Report each row below that contains the word "close", copying every such line in full.
============
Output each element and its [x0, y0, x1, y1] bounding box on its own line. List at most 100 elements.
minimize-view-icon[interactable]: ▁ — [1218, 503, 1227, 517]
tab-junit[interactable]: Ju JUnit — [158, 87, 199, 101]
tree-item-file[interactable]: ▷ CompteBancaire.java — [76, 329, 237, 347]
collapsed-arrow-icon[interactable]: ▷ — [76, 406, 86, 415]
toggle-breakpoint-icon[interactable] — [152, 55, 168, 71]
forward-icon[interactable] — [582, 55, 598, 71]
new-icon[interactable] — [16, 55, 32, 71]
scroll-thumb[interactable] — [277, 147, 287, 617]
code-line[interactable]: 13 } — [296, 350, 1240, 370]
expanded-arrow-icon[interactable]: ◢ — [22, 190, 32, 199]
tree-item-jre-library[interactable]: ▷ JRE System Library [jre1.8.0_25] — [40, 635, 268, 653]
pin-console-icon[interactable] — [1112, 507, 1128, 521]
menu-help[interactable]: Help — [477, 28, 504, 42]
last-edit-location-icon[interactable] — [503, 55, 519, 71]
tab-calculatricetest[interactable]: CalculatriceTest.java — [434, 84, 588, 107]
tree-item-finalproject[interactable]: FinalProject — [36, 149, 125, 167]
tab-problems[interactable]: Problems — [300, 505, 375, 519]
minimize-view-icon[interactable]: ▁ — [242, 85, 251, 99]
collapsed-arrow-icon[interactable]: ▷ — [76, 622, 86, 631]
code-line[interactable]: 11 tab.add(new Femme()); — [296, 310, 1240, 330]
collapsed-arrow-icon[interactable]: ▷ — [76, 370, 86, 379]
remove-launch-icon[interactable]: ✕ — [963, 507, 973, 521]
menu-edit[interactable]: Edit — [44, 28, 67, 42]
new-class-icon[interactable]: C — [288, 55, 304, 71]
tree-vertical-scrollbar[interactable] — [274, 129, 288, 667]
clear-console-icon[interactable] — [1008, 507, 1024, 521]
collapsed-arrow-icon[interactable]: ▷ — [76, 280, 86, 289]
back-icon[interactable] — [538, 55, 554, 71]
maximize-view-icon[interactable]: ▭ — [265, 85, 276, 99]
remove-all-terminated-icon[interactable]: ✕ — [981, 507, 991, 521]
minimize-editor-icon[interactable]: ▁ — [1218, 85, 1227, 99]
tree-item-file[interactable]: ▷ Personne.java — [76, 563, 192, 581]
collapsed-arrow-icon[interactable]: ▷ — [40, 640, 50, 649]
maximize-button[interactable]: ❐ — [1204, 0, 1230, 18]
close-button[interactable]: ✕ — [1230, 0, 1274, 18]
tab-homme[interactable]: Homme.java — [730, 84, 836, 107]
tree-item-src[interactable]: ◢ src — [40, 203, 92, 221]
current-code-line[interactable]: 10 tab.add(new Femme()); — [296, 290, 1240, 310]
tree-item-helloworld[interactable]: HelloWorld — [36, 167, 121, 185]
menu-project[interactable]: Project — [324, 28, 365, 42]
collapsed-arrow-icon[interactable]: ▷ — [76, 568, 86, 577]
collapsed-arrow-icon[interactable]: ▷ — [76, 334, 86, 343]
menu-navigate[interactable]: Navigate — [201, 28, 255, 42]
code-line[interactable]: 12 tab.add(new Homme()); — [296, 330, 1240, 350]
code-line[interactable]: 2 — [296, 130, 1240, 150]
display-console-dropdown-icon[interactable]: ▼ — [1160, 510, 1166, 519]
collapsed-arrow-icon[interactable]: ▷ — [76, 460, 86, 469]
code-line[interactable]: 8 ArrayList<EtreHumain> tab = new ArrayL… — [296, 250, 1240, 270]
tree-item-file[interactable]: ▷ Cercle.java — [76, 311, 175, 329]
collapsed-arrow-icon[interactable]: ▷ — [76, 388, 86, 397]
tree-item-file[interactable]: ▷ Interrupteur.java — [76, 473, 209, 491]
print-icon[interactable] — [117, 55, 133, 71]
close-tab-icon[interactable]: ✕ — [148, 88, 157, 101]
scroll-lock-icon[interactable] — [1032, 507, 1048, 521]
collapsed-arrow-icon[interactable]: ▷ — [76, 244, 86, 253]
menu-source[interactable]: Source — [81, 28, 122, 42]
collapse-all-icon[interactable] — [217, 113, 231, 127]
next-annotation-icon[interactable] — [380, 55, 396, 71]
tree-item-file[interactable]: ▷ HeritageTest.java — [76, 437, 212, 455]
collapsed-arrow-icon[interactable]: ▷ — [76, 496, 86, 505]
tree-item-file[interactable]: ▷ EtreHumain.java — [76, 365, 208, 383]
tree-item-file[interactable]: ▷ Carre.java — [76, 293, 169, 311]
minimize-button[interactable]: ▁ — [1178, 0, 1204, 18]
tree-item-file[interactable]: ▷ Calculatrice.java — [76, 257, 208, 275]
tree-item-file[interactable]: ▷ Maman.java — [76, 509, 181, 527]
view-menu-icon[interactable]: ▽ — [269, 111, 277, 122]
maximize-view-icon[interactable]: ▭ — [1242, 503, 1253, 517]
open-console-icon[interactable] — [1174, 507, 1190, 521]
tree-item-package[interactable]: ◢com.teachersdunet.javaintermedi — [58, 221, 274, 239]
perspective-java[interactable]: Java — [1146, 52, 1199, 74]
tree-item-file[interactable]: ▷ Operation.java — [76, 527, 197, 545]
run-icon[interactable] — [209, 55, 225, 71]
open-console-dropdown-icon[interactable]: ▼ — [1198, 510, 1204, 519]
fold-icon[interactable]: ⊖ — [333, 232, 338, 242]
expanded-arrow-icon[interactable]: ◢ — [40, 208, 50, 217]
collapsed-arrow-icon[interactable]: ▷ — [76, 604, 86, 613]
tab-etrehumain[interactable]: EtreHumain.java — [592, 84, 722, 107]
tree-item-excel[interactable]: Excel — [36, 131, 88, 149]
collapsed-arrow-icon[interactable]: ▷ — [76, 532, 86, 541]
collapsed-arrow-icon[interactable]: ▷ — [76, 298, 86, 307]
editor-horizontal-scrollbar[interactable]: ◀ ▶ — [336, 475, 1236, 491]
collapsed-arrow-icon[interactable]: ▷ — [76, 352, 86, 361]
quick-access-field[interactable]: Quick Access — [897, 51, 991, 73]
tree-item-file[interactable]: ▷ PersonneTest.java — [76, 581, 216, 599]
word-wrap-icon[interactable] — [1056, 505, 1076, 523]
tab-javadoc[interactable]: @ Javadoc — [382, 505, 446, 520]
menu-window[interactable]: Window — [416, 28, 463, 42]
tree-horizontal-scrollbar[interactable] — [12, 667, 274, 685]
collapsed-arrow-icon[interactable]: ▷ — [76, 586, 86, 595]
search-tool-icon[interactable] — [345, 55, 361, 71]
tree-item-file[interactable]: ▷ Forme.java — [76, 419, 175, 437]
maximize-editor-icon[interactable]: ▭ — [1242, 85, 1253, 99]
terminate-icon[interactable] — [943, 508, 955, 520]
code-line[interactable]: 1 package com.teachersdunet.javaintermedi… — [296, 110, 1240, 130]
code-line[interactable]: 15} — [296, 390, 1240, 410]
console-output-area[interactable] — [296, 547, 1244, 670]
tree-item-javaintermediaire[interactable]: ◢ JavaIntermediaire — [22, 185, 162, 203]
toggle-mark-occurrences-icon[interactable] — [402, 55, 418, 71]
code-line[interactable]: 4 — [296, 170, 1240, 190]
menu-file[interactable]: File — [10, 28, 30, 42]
============
■ CORRECT RESPONSE ■
close-button[interactable]: ✕ — [1230, 0, 1274, 18]
close-tab-icon[interactable]: ✕ — [148, 88, 157, 101]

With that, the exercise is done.